Goal of the exercise: Every line in the listing is to be echoed verbatim.

Data lines:

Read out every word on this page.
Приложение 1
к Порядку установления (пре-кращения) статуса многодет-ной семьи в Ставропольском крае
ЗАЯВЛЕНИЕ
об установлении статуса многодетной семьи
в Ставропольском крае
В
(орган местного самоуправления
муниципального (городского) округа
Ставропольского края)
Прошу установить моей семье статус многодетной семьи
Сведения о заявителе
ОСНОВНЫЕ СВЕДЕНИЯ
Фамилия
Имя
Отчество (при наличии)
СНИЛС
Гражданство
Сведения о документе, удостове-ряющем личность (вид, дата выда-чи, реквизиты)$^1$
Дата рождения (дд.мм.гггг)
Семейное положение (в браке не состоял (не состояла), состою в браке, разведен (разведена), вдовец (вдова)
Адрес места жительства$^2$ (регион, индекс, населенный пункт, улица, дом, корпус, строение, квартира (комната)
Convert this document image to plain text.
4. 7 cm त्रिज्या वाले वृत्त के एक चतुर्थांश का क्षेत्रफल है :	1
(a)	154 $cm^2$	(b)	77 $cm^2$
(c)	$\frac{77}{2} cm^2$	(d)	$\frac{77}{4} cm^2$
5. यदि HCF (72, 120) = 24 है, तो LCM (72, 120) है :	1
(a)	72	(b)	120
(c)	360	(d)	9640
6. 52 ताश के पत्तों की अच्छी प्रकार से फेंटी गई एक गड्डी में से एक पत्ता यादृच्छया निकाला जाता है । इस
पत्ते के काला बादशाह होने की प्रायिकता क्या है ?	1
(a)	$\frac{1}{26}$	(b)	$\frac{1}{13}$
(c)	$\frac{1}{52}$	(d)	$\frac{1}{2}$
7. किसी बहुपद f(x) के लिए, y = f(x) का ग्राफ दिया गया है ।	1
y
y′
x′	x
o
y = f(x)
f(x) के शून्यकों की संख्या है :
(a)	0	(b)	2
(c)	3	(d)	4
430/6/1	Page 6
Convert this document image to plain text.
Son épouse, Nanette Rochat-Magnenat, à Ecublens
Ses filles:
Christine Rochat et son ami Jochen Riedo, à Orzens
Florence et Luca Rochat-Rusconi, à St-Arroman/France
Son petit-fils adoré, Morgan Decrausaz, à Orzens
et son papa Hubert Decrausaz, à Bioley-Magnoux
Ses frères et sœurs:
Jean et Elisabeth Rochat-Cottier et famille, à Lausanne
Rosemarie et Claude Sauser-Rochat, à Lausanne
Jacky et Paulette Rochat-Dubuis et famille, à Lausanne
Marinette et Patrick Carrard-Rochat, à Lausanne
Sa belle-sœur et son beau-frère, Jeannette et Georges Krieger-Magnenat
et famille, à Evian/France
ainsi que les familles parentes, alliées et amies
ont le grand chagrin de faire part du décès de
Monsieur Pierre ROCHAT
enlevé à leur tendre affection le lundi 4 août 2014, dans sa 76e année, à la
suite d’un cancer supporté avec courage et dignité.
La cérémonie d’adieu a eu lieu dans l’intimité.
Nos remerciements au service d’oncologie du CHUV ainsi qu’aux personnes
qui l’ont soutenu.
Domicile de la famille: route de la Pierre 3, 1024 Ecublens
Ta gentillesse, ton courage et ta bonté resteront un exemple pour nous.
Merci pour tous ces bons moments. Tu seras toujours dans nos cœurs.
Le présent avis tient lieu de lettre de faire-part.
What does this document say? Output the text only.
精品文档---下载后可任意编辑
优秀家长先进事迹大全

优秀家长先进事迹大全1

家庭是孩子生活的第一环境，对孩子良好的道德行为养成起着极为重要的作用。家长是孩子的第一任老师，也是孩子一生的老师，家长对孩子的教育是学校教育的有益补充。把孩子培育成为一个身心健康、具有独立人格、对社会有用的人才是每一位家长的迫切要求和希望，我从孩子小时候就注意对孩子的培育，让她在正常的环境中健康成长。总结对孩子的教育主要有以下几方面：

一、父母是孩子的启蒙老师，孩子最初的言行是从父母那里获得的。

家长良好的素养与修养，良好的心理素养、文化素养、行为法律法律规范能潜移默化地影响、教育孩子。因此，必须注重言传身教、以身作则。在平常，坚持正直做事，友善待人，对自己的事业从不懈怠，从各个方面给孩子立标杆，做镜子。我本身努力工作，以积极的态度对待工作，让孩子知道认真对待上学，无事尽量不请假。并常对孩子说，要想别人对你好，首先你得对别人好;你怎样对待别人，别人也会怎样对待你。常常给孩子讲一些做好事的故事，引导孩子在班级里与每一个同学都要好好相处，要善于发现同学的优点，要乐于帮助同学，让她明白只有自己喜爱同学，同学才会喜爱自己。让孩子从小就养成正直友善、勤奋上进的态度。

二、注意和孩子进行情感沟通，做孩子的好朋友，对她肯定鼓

Exercise result:
Read out every word on this page.
Приложение 1
к Порядку установления (пре-кращения) статуса многодет-ной семьи в Ставропольском крае
ЗАЯВЛЕНИЕ
об установлении статуса многодетной семьи
в Ставропольском крае
В
(орган местного самоуправления
муниципального (городского) округа
Ставропольского края)
Прошу установить моей семье статус многодетной семьи
Сведения о заявителе
ОСНОВНЫЕ СВЕДЕНИЯ
Фамилия
Имя
Отчество (при наличии)
СНИЛС
Гражданство
Сведения о документе, удостове-ряющем личность (вид, дата выда-чи, реквизиты)$^1$
Дата рождения (дд.мм.гггг)
Семейное положение (в браке не состоял (не состояла), состою в браке, разведен (разведена), вдовец (вдова)
Адрес места жительства$^2$ (регион, индекс, населенный пункт, улица, дом, корпус, строение, квартира (комната)
Convert this document image to plain text.
4. 7 cm त्रिज्या वाले वृत्त के एक चतुर्थांश का क्षेत्रफल है :	1
(a)	154 $cm^2$	(b)	77 $cm^2$
(c)	$\frac{77}{2} cm^2$	(d)	$\frac{77}{4} cm^2$
5. यदि HCF (72, 120) = 24 है, तो LCM (72, 120) है :	1
(a)	72	(b)	120
(c)	360	(d)	9640
6. 52 ताश के पत्तों की अच्छी प्रकार से फेंटी गई एक गड्डी में से एक पत्ता यादृच्छया निकाला जाता है । इस
पत्ते के काला बादशाह होने की प्रायिकता क्या है ?	1
(a)	$\frac{1}{26}$	(b)	$\frac{1}{13}$
(c)	$\frac{1}{52}$	(d)	$\frac{1}{2}$
7. किसी बहुपद f(x) के लिए, y = f(x) का ग्राफ दिया गया है ।	1
y
y′
x′	x
o
y = f(x)
f(x) के शून्यकों की संख्या है :
(a)	0	(b)	2
(c)	3	(d)	4
430/6/1	Page 6
Convert this document image to plain text.
Son épouse, Nanette Rochat-Magnenat, à Ecublens
Ses filles:
Christine Rochat et son ami Jochen Riedo, à Orzens
Florence et Luca Rochat-Rusconi, à St-Arroman/France
Son petit-fils adoré, Morgan Decrausaz, à Orzens
et son papa Hubert Decrausaz, à Bioley-Magnoux
Ses frères et sœurs:
Jean et Elisabeth Rochat-Cottier et famille, à Lausanne
Rosemarie et Claude Sauser-Rochat, à Lausanne
Jacky et Paulette Rochat-Dubuis et famille, à Lausanne
Marinette et Patrick Carrard-Rochat, à Lausanne
Sa belle-sœur et son beau-frère, Jeannette et Georges Krieger-Magnenat
et famille, à Evian/France
ainsi que les familles parentes, alliées et amies
ont le grand chagrin de faire part du décès de
Monsieur Pierre ROCHAT
enlevé à leur tendre affection le lundi 4 août 2014, dans sa 76e année, à la
suite d’un cancer supporté avec courage et dignité.
La cérémonie d’adieu a eu lieu dans l’intimité.
Nos remerciements au service d’oncologie du CHUV ainsi qu’aux personnes
qui l’ont soutenu.
Domicile de la famille: route de la Pierre 3, 1024 Ecublens
Ta gentillesse, ton courage et ta bonté resteront un exemple pour nous.
Merci pour tous ces bons moments. Tu seras toujours dans nos cœurs.
Le présent avis tient lieu de lettre de faire-part.
What does this document say? Output the text only.
精品文档---下载后可任意编辑
优秀家长先进事迹大全

优秀家长先进事迹大全1

家庭是孩子生活的第一环境，对孩子良好的道德行为养成起着极为重要的作用。家长是孩子的第一任老师，也是孩子一生的老师，家长对孩子的教育是学校教育的有益补充。把孩子培育成为一个身心健康、具有独立人格、对社会有用的人才是每一位家长的迫切要求和希望，我从孩子小时候就注意对孩子的培育，让她在正常的环境中健康成长。总结对孩子的教育主要有以下几方面：

一、父母是孩子的启蒙老师，孩子最初的言行是从父母那里获得的。

家长良好的素养与修养，良好的心理素养、文化素养、行为法律法律规范能潜移默化地影响、教育孩子。因此，必须注重言传身教、以身作则。在平常，坚持正直做事，友善待人，对自己的事业从不懈怠，从各个方面给孩子立标杆，做镜子。我本身努力工作，以积极的态度对待工作，让孩子知道认真对待上学，无事尽量不请假。并常对孩子说，要想别人对你好，首先你得对别人好;你怎样对待别人，别人也会怎样对待你。常常给孩子讲一些做好事的故事，引导孩子在班级里与每一个同学都要好好相处，要善于发现同学的优点，要乐于帮助同学，让她明白只有自己喜爱同学，同学才会喜爱自己。让孩子从小就养成正直友善、勤奋上进的态度。

二、注意和孩子进行情感沟通，做孩子的好朋友，对她肯定鼓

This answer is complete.